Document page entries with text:
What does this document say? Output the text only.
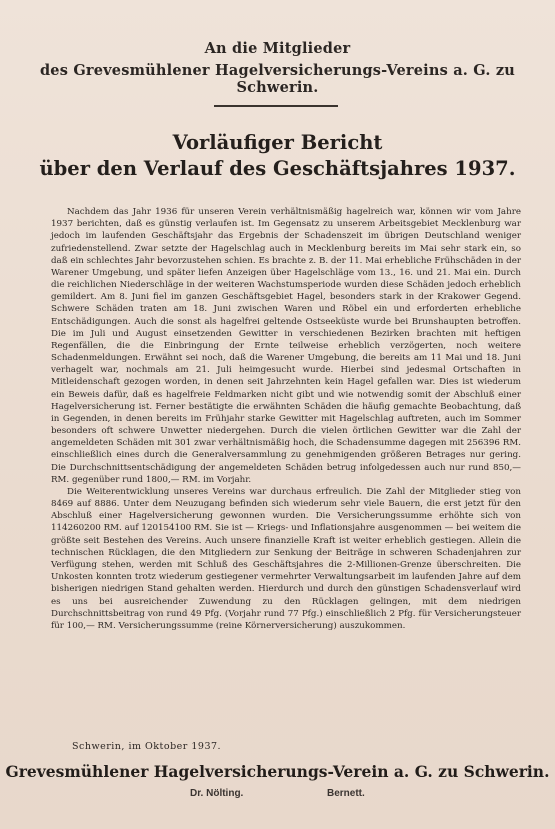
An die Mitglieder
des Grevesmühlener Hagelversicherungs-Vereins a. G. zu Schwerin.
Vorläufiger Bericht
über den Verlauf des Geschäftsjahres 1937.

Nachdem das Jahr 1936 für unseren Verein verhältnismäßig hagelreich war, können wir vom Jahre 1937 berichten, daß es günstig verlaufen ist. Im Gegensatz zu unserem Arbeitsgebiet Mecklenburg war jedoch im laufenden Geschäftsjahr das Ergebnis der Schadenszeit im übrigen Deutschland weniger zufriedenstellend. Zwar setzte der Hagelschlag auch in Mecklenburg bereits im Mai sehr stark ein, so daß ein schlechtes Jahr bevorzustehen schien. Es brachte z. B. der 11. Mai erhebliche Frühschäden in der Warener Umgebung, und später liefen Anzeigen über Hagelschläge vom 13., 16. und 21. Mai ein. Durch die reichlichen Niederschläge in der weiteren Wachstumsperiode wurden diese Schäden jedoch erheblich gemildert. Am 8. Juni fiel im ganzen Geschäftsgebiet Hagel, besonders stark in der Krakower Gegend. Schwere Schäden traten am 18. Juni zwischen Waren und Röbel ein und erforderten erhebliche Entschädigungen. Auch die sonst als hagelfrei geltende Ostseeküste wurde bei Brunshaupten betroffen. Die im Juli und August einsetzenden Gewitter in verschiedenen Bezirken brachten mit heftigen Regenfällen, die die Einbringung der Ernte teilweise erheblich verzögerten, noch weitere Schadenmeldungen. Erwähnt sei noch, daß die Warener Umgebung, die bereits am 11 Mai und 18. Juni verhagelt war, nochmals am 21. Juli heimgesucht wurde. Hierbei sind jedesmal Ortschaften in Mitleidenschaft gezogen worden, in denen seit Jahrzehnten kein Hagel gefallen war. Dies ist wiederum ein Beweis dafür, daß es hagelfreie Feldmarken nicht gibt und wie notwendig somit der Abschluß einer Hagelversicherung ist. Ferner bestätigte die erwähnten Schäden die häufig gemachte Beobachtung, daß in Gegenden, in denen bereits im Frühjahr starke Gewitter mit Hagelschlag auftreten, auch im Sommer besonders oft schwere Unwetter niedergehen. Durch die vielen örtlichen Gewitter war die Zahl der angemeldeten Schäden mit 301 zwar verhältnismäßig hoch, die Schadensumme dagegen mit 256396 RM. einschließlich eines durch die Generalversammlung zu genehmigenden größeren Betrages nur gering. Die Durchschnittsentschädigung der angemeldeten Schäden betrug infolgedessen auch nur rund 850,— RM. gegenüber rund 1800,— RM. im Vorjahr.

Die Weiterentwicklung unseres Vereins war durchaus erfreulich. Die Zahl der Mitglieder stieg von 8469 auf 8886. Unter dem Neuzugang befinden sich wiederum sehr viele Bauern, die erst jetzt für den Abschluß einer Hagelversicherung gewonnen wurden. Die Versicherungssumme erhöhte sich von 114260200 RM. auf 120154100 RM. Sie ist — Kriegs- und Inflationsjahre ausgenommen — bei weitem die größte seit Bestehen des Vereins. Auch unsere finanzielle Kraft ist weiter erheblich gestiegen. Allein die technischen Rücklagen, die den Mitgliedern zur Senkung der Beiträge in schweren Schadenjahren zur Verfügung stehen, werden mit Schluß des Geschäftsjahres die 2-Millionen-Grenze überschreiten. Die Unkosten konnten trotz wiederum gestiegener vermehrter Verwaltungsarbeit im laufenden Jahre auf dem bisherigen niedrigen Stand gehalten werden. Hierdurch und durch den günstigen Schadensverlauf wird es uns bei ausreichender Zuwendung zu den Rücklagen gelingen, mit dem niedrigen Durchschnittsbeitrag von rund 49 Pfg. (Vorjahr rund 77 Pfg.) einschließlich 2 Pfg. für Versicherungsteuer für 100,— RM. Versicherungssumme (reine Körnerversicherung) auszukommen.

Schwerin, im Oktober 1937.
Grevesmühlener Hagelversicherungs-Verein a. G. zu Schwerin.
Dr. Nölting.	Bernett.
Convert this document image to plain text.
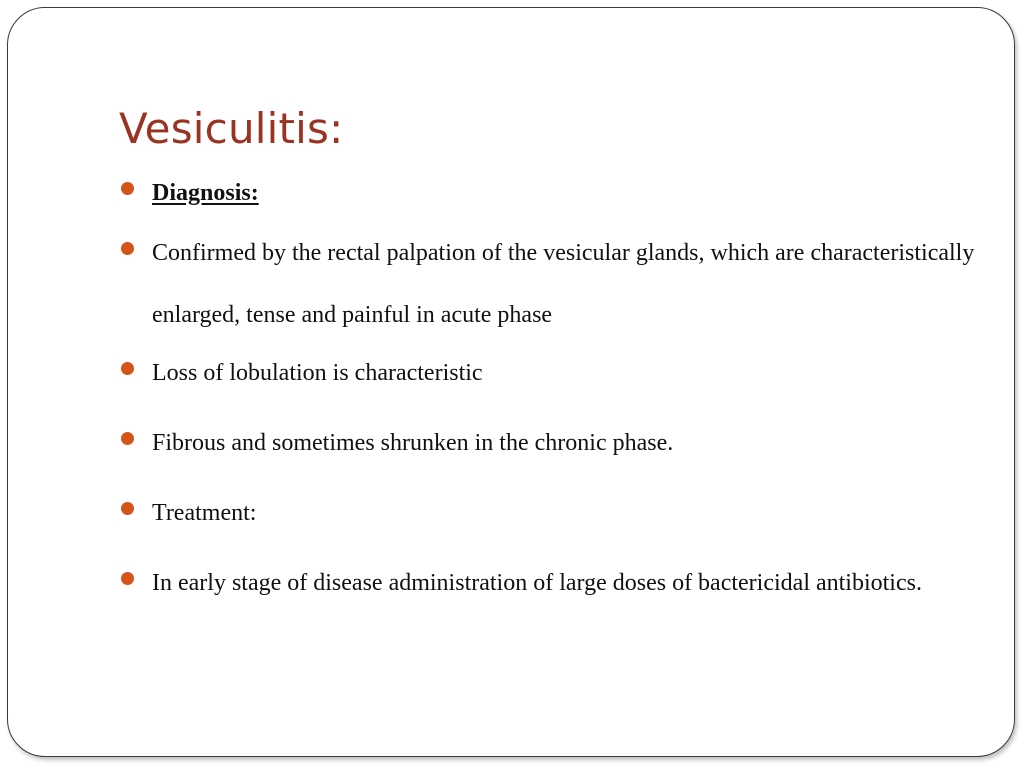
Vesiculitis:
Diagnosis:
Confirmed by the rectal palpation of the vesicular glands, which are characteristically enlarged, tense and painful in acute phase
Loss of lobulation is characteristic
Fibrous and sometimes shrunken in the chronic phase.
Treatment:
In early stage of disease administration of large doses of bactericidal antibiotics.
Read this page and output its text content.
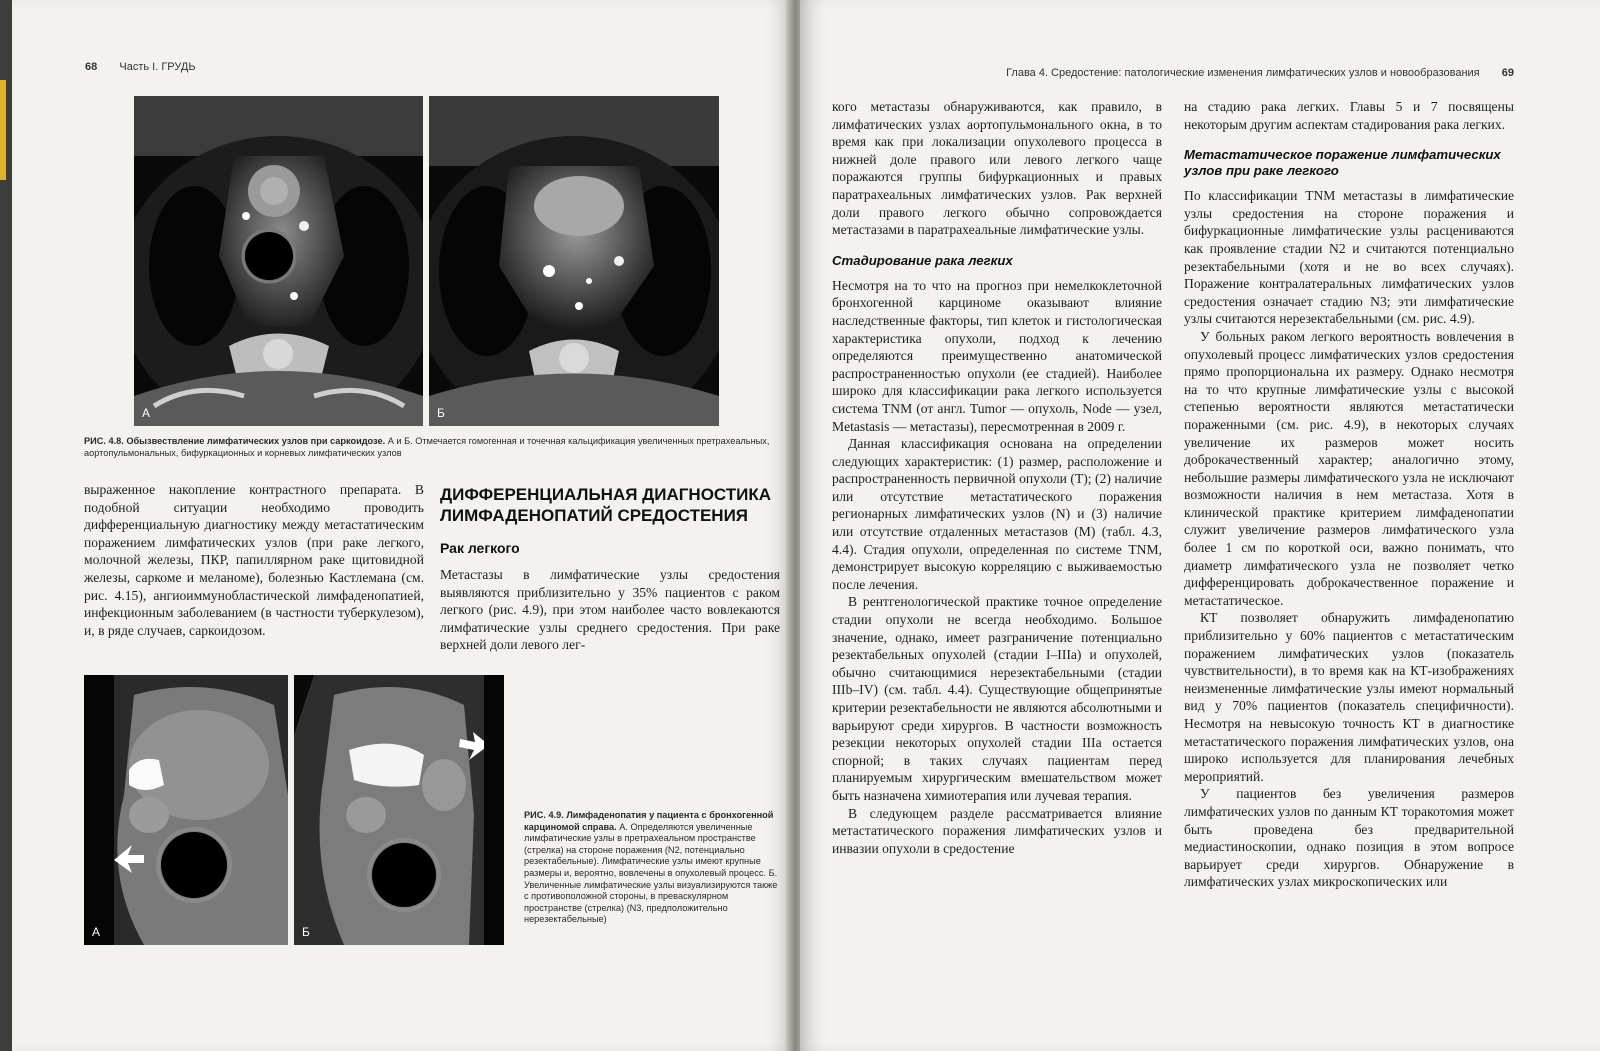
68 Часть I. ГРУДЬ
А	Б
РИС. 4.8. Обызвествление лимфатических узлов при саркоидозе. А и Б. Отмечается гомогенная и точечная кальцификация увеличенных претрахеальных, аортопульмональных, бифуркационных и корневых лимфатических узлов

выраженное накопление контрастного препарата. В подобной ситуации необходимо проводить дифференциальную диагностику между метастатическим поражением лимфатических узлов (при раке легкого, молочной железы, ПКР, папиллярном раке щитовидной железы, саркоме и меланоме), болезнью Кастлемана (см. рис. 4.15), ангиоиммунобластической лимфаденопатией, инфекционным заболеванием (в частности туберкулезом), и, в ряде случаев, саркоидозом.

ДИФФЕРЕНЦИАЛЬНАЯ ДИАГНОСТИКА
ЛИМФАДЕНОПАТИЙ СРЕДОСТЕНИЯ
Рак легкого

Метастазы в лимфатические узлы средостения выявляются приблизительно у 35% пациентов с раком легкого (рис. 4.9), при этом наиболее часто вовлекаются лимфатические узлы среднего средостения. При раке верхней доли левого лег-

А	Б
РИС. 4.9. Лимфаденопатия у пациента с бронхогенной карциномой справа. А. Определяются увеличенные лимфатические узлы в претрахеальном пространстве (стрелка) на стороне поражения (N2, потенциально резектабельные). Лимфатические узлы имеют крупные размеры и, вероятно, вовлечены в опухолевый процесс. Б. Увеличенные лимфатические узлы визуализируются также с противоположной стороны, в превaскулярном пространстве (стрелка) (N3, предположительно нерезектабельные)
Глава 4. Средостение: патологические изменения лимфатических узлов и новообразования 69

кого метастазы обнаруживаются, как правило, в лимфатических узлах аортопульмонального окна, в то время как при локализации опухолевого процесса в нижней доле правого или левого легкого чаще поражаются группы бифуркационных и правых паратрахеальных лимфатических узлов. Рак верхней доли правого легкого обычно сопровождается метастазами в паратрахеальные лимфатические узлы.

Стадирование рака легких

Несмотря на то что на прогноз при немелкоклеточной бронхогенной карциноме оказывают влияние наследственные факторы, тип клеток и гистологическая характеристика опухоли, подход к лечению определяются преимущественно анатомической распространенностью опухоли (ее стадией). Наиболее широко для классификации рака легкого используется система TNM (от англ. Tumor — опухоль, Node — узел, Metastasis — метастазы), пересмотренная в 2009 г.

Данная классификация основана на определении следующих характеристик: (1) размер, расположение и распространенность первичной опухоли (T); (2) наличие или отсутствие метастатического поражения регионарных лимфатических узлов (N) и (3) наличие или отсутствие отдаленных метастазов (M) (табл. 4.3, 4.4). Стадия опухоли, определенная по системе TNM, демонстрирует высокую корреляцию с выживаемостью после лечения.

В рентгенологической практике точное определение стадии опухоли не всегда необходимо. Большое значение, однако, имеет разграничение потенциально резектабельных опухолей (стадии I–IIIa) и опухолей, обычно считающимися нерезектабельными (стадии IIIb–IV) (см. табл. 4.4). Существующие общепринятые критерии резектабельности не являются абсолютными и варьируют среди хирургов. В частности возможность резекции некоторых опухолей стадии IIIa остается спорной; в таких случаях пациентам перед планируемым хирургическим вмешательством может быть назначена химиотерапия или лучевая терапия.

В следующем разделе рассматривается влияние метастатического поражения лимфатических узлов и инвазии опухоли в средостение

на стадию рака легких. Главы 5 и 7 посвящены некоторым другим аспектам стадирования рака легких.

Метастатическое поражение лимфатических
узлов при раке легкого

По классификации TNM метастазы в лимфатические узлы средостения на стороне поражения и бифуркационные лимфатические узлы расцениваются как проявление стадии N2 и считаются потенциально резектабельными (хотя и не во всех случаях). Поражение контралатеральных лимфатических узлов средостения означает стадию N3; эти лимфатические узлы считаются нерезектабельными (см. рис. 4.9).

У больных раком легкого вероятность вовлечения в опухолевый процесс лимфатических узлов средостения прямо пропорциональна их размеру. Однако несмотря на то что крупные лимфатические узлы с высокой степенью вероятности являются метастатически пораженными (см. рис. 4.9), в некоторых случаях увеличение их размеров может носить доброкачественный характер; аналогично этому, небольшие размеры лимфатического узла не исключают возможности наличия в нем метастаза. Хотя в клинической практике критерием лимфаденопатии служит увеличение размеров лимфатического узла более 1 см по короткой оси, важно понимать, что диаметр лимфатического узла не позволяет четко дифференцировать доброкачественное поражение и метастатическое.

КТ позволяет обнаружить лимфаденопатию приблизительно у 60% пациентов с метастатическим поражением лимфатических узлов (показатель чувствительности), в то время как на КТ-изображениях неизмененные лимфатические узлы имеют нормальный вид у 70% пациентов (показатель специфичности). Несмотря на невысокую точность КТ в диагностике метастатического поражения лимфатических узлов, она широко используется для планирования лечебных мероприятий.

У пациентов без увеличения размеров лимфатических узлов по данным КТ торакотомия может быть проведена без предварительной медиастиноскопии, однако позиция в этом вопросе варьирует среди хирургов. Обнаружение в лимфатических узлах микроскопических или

(ACTION ITEM): Each line of the records that holds the word "Grevesmühlener" should be copied out.

(REPLY TO THE TASK):
des Grevesmühlener Hagelversicherungs-Vereins a. G. zu Schwerin.
Grevesmühlener Hagelversicherungs-Verein a. G. zu Schwerin.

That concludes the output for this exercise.